▶ _Written instruction_: Write out the data again in full, exactly as it reads.

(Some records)
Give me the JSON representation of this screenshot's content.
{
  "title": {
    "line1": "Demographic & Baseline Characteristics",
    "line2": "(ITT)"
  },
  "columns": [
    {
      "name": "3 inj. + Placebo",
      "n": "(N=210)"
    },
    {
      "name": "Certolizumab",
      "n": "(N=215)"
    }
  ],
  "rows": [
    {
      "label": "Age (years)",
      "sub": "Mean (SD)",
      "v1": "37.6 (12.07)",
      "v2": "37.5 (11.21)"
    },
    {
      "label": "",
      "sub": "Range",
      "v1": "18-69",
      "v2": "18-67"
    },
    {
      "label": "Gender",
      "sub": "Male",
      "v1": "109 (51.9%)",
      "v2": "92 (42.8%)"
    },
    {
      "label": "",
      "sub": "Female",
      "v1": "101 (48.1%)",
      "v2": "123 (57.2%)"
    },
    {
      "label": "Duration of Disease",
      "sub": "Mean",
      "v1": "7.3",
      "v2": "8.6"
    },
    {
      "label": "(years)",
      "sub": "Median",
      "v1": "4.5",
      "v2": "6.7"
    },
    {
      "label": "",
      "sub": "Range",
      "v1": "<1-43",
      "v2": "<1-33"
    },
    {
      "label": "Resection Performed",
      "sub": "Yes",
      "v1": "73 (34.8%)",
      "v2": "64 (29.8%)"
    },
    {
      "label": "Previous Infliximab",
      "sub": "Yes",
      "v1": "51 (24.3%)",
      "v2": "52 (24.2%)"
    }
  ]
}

▶ _Task output_:
Give me the JSON representation of this screenshot's content.
{
  "title": {
    "line1": "Demographic & Baseline Characteristics",
    "line2": "(ITT)"
  },
  "columns": [
    {
      "name": "3 inj. + Placebo",
      "n": "(N=210)"
    },
    {
      "name": "Certolizumab",
      "n": "(N=215)"
    }
  ],
  "rows": [
    {
      "label": "Age (years)",
      "sub": "Mean (SD)",
      "v1": "37.6 (12.07)",
      "v2": "37.5 (11.21)"
    },
    {
      "label": "",
      "sub": "Range",
      "v1": "18-69",
      "v2": "18-67"
    },
    {
      "label": "Gender",
      "sub": "Male",
      "v1": "109 (51.9%)",
      "v2": "92 (42.8%)"
    },
    {
      "label": "",
      "sub": "Female",
      "v1": "101 (48.1%)",
      "v2": "123 (57.2%)"
    },
    {
      "label": "Duration of Disease",
      "sub": "Mean",
      "v1": "7.3",
      "v2": "8.6"
    },
    {
      "label": "(years)",
      "sub": "Median",
      "v1": "4.5",
      "v2": "6.7"
    },
    {
      "label": "",
      "sub": "Range",
      "v1": "<1-43",
      "v2": "<1-33"
    },
    {
      "label": "Resection Performed",
      "sub": "Yes",
      "v1": "73 (34.8%)",
      "v2": "64 (29.8%)"
    },
    {
      "label": "Previous Infliximab",
      "sub": "Yes",
      "v1": "51 (24.3%)",
      "v2": "52 (24.2%)"
    }
  ]
}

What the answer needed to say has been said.